TASK – Scan the data below for the string "went". Show every line where it turns up.

THE INPUT –
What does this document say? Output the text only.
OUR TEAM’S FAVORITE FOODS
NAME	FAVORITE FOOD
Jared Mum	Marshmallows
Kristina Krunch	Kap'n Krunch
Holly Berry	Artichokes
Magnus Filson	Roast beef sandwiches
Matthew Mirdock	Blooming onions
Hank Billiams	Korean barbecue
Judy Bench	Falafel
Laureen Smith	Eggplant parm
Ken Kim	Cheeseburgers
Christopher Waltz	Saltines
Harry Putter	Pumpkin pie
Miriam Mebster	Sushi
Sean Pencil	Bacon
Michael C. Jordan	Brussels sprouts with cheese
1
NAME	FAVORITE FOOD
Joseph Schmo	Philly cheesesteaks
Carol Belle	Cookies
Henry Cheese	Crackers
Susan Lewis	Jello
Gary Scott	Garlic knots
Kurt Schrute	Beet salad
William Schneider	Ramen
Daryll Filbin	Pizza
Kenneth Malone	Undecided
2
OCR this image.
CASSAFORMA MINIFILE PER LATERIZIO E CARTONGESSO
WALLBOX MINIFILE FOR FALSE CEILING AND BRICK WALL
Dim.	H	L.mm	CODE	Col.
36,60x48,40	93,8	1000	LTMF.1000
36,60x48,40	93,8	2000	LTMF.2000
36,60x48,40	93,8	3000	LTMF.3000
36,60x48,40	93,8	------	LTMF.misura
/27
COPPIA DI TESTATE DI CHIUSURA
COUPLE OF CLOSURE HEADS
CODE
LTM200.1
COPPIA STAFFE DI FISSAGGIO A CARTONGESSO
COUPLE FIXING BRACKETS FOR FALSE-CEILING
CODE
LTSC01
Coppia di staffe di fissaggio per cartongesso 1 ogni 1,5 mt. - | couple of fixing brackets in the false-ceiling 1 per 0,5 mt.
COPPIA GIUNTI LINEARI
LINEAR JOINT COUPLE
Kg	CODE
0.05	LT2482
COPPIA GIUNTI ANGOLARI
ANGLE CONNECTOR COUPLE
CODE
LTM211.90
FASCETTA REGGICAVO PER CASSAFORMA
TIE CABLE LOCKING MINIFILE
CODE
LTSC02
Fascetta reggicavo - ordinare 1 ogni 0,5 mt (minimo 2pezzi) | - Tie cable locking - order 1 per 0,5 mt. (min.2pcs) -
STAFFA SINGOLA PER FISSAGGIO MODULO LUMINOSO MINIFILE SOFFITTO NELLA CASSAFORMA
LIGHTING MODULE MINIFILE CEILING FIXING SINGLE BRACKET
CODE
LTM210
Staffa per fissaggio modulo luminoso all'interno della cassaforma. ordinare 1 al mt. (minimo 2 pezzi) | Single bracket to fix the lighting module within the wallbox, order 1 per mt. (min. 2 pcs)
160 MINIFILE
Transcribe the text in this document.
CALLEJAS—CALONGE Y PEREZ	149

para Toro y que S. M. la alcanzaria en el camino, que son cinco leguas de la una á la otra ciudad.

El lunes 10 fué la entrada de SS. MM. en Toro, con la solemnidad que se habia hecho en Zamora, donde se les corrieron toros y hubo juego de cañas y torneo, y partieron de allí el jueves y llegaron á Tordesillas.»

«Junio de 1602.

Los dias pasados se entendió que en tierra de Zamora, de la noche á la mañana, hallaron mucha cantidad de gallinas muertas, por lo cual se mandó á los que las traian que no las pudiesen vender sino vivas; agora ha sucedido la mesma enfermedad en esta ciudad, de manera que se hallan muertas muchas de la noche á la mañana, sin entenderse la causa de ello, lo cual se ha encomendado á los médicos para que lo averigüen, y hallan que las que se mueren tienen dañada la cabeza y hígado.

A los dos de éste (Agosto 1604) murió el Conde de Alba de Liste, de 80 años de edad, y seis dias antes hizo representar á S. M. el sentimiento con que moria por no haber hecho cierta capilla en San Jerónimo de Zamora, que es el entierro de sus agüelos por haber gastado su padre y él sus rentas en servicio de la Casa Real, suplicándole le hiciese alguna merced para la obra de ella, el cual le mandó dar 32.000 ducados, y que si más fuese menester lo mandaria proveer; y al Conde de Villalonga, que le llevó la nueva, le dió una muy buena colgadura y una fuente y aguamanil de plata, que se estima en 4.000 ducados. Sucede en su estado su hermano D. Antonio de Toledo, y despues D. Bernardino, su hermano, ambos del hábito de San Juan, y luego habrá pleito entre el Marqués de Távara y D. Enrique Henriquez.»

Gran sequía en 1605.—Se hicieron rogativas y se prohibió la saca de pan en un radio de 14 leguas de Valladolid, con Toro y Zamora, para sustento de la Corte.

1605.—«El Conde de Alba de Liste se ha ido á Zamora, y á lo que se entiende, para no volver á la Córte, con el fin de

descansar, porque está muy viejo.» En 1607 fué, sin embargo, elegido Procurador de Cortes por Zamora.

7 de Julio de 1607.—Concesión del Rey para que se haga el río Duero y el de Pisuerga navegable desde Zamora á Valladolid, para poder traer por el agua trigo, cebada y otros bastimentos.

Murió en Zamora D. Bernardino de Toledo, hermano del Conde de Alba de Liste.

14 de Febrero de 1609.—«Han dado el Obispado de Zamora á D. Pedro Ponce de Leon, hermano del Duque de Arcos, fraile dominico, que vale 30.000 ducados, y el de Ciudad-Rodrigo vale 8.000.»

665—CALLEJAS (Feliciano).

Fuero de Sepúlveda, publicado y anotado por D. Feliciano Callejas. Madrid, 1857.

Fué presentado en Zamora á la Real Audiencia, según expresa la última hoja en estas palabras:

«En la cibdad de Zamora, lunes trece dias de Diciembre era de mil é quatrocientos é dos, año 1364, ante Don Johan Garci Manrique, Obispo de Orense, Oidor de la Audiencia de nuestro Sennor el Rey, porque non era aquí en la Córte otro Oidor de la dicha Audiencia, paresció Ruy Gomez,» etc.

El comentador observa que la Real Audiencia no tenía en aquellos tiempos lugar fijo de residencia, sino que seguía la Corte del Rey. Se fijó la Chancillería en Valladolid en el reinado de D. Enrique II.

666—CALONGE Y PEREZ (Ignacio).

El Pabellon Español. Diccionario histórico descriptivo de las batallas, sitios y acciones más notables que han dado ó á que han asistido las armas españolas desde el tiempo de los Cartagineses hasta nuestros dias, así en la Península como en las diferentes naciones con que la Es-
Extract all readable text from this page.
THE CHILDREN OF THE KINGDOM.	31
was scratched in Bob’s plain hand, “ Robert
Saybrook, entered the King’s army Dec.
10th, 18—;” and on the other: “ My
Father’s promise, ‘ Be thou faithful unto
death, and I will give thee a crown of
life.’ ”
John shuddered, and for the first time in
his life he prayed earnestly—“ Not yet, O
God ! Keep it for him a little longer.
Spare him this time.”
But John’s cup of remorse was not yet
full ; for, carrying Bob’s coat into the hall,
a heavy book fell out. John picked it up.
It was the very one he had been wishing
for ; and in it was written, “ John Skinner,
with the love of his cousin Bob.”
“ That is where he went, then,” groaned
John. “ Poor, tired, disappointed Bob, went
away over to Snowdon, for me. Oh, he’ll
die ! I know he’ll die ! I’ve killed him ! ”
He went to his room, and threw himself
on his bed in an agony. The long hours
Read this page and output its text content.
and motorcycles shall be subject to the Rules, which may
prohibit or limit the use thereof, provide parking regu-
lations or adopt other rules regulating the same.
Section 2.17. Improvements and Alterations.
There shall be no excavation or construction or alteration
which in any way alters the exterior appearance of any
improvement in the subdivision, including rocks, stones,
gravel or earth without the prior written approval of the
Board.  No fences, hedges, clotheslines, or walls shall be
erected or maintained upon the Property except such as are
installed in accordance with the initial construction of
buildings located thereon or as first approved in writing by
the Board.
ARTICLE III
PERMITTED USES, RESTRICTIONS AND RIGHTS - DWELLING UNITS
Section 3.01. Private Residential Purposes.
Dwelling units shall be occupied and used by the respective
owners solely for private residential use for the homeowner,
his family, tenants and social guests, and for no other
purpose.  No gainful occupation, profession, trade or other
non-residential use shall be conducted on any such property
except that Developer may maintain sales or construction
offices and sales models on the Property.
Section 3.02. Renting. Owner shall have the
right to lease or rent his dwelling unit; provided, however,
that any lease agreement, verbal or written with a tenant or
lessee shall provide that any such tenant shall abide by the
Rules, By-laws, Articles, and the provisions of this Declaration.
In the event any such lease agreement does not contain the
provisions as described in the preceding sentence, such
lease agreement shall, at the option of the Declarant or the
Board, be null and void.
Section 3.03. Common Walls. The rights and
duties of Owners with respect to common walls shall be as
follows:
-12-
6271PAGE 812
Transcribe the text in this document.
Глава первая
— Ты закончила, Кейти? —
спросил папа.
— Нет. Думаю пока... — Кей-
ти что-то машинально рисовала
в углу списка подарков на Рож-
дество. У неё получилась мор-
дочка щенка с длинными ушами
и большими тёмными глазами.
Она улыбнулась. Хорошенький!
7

TASK ANSWER –
“ That is where he went, then,” groaned
John. “ Poor, tired, disappointed Bob, went
He went to his room, and threw himself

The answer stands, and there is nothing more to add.